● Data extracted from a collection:

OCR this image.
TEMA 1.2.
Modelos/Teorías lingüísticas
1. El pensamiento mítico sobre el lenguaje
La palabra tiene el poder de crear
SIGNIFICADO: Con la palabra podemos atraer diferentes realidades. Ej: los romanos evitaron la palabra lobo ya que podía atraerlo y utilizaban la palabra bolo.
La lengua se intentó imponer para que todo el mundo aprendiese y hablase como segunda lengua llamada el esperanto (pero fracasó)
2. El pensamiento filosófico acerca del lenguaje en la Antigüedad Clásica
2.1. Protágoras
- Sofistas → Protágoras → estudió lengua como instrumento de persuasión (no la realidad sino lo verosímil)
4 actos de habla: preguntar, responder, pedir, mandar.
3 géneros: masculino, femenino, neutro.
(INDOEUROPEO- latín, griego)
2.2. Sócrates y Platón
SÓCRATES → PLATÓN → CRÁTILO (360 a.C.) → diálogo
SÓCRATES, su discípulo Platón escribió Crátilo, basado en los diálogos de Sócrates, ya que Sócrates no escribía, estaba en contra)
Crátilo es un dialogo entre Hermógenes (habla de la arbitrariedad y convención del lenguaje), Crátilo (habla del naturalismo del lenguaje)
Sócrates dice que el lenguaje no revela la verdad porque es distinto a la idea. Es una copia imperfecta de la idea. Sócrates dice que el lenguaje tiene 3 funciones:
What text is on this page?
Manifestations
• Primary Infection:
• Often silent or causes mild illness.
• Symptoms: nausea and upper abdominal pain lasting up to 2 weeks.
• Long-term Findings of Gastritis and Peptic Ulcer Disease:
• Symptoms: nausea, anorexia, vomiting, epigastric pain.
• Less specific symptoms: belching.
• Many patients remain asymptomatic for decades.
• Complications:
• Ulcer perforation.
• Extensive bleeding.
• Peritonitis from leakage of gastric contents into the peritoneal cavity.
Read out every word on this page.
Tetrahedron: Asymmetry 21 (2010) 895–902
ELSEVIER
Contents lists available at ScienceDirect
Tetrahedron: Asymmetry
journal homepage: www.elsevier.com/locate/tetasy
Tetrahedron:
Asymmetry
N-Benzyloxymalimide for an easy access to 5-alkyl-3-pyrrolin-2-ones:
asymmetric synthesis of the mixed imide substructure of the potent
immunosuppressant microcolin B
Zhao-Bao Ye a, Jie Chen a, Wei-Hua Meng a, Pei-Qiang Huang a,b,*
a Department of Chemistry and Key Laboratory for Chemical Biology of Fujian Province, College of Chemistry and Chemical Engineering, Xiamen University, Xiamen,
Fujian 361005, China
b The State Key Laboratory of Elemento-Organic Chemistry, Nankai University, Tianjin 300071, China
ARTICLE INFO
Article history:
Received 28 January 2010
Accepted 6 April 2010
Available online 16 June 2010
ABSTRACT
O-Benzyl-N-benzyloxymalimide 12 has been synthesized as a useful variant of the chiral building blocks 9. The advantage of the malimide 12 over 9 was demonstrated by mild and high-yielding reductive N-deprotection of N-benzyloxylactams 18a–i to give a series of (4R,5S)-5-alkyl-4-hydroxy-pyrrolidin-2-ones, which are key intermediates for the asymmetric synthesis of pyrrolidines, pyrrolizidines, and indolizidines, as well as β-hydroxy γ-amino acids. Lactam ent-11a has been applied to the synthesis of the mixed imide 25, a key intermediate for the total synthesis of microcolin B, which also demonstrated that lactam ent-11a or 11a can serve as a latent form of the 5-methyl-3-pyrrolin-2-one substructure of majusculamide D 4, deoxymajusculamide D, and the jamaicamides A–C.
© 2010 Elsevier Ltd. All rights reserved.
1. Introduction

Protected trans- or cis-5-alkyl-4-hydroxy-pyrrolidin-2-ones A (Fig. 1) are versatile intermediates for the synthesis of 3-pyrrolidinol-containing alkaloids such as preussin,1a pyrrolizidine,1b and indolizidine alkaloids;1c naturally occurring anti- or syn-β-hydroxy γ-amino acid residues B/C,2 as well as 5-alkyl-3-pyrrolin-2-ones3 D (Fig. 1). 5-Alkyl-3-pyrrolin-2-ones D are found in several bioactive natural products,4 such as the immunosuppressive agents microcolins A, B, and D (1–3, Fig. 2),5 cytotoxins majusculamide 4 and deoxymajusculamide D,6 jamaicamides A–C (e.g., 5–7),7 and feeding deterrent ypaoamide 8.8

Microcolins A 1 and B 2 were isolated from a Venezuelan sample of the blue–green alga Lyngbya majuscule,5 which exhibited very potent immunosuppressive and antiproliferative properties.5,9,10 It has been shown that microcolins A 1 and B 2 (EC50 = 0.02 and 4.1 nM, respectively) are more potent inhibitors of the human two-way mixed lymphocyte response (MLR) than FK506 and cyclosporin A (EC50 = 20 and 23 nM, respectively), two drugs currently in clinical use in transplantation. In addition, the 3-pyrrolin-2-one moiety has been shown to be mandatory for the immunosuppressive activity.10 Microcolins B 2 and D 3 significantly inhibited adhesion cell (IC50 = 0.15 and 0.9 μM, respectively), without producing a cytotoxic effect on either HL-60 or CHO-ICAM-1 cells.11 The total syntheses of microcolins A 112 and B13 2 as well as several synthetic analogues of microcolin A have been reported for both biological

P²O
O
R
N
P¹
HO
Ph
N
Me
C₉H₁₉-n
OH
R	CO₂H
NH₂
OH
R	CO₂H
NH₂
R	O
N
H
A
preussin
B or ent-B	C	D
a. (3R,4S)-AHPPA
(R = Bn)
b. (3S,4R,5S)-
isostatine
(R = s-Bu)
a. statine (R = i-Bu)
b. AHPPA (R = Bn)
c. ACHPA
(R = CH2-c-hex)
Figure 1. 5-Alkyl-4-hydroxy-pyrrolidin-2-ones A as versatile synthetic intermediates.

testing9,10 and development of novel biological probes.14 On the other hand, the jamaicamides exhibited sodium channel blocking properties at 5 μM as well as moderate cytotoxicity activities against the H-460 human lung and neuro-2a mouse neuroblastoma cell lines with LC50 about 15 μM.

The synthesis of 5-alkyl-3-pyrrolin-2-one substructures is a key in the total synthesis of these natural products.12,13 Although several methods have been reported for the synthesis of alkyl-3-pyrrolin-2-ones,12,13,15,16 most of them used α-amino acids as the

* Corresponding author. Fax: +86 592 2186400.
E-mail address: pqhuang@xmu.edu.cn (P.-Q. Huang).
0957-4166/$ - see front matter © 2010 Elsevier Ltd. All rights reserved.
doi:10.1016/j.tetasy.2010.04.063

● Task instructions: Pull out each record as written and restate it exactly.

● Response area:
OCR this image.
TEMA 1.2.
Modelos/Teorías lingüísticas
1. El pensamiento mítico sobre el lenguaje
La palabra tiene el poder de crear
SIGNIFICADO: Con la palabra podemos atraer diferentes realidades. Ej: los romanos evitaron la palabra lobo ya que podía atraerlo y utilizaban la palabra bolo.
La lengua se intentó imponer para que todo el mundo aprendiese y hablase como segunda lengua llamada el esperanto (pero fracasó)
2. El pensamiento filosófico acerca del lenguaje en la Antigüedad Clásica
2.1. Protágoras
- Sofistas → Protágoras → estudió lengua como instrumento de persuasión (no la realidad sino lo verosímil)
4 actos de habla: preguntar, responder, pedir, mandar.
3 géneros: masculino, femenino, neutro.
(INDOEUROPEO- latín, griego)
2.2. Sócrates y Platón
SÓCRATES → PLATÓN → CRÁTILO (360 a.C.) → diálogo
SÓCRATES, su discípulo Platón escribió Crátilo, basado en los diálogos de Sócrates, ya que Sócrates no escribía, estaba en contra)
Crátilo es un dialogo entre Hermógenes (habla de la arbitrariedad y convención del lenguaje), Crátilo (habla del naturalismo del lenguaje)
Sócrates dice que el lenguaje no revela la verdad porque es distinto a la idea. Es una copia imperfecta de la idea. Sócrates dice que el lenguaje tiene 3 funciones:
What text is on this page?
Manifestations
• Primary Infection:
• Often silent or causes mild illness.
• Symptoms: nausea and upper abdominal pain lasting up to 2 weeks.
• Long-term Findings of Gastritis and Peptic Ulcer Disease:
• Symptoms: nausea, anorexia, vomiting, epigastric pain.
• Less specific symptoms: belching.
• Many patients remain asymptomatic for decades.
• Complications:
• Ulcer perforation.
• Extensive bleeding.
• Peritonitis from leakage of gastric contents into the peritoneal cavity.
Read out every word on this page.
Tetrahedron: Asymmetry 21 (2010) 895–902
ELSEVIER
Contents lists available at ScienceDirect
Tetrahedron: Asymmetry
journal homepage: www.elsevier.com/locate/tetasy
Tetrahedron:
Asymmetry
N-Benzyloxymalimide for an easy access to 5-alkyl-3-pyrrolin-2-ones:
asymmetric synthesis of the mixed imide substructure of the potent
immunosuppressant microcolin B
Zhao-Bao Ye a, Jie Chen a, Wei-Hua Meng a, Pei-Qiang Huang a,b,*
a Department of Chemistry and Key Laboratory for Chemical Biology of Fujian Province, College of Chemistry and Chemical Engineering, Xiamen University, Xiamen,
Fujian 361005, China
b The State Key Laboratory of Elemento-Organic Chemistry, Nankai University, Tianjin 300071, China
ARTICLE INFO
Article history:
Received 28 January 2010
Accepted 6 April 2010
Available online 16 June 2010
ABSTRACT
O-Benzyl-N-benzyloxymalimide 12 has been synthesized as a useful variant of the chiral building blocks 9. The advantage of the malimide 12 over 9 was demonstrated by mild and high-yielding reductive N-deprotection of N-benzyloxylactams 18a–i to give a series of (4R,5S)-5-alkyl-4-hydroxy-pyrrolidin-2-ones, which are key intermediates for the asymmetric synthesis of pyrrolidines, pyrrolizidines, and indolizidines, as well as β-hydroxy γ-amino acids. Lactam ent-11a has been applied to the synthesis of the mixed imide 25, a key intermediate for the total synthesis of microcolin B, which also demonstrated that lactam ent-11a or 11a can serve as a latent form of the 5-methyl-3-pyrrolin-2-one substructure of majusculamide D 4, deoxymajusculamide D, and the jamaicamides A–C.
© 2010 Elsevier Ltd. All rights reserved.
1. Introduction

Protected trans- or cis-5-alkyl-4-hydroxy-pyrrolidin-2-ones A (Fig. 1) are versatile intermediates for the synthesis of 3-pyrrolidinol-containing alkaloids such as preussin,1a pyrrolizidine,1b and indolizidine alkaloids;1c naturally occurring anti- or syn-β-hydroxy γ-amino acid residues B/C,2 as well as 5-alkyl-3-pyrrolin-2-ones3 D (Fig. 1). 5-Alkyl-3-pyrrolin-2-ones D are found in several bioactive natural products,4 such as the immunosuppressive agents microcolins A, B, and D (1–3, Fig. 2),5 cytotoxins majusculamide 4 and deoxymajusculamide D,6 jamaicamides A–C (e.g., 5–7),7 and feeding deterrent ypaoamide 8.8

Microcolins A 1 and B 2 were isolated from a Venezuelan sample of the blue–green alga Lyngbya majuscule,5 which exhibited very potent immunosuppressive and antiproliferative properties.5,9,10 It has been shown that microcolins A 1 and B 2 (EC50 = 0.02 and 4.1 nM, respectively) are more potent inhibitors of the human two-way mixed lymphocyte response (MLR) than FK506 and cyclosporin A (EC50 = 20 and 23 nM, respectively), two drugs currently in clinical use in transplantation. In addition, the 3-pyrrolin-2-one moiety has been shown to be mandatory for the immunosuppressive activity.10 Microcolins B 2 and D 3 significantly inhibited adhesion cell (IC50 = 0.15 and 0.9 μM, respectively), without producing a cytotoxic effect on either HL-60 or CHO-ICAM-1 cells.11 The total syntheses of microcolins A 112 and B13 2 as well as several synthetic analogues of microcolin A have been reported for both biological

P²O
O
R
N
P¹
HO
Ph
N
Me
C₉H₁₉-n
OH
R	CO₂H
NH₂
OH
R	CO₂H
NH₂
R	O
N
H
A
preussin
B or ent-B	C	D
a. (3R,4S)-AHPPA
(R = Bn)
b. (3S,4R,5S)-
isostatine
(R = s-Bu)
a. statine (R = i-Bu)
b. AHPPA (R = Bn)
c. ACHPA
(R = CH2-c-hex)
Figure 1. 5-Alkyl-4-hydroxy-pyrrolidin-2-ones A as versatile synthetic intermediates.

testing9,10 and development of novel biological probes.14 On the other hand, the jamaicamides exhibited sodium channel blocking properties at 5 μM as well as moderate cytotoxicity activities against the H-460 human lung and neuro-2a mouse neuroblastoma cell lines with LC50 about 15 μM.

The synthesis of 5-alkyl-3-pyrrolin-2-one substructures is a key in the total synthesis of these natural products.12,13 Although several methods have been reported for the synthesis of alkyl-3-pyrrolin-2-ones,12,13,15,16 most of them used α-amino acids as the

* Corresponding author. Fax: +86 592 2186400.
E-mail address: pqhuang@xmu.edu.cn (P.-Q. Huang).
0957-4166/$ - see front matter © 2010 Elsevier Ltd. All rights reserved.
doi:10.1016/j.tetasy.2010.04.063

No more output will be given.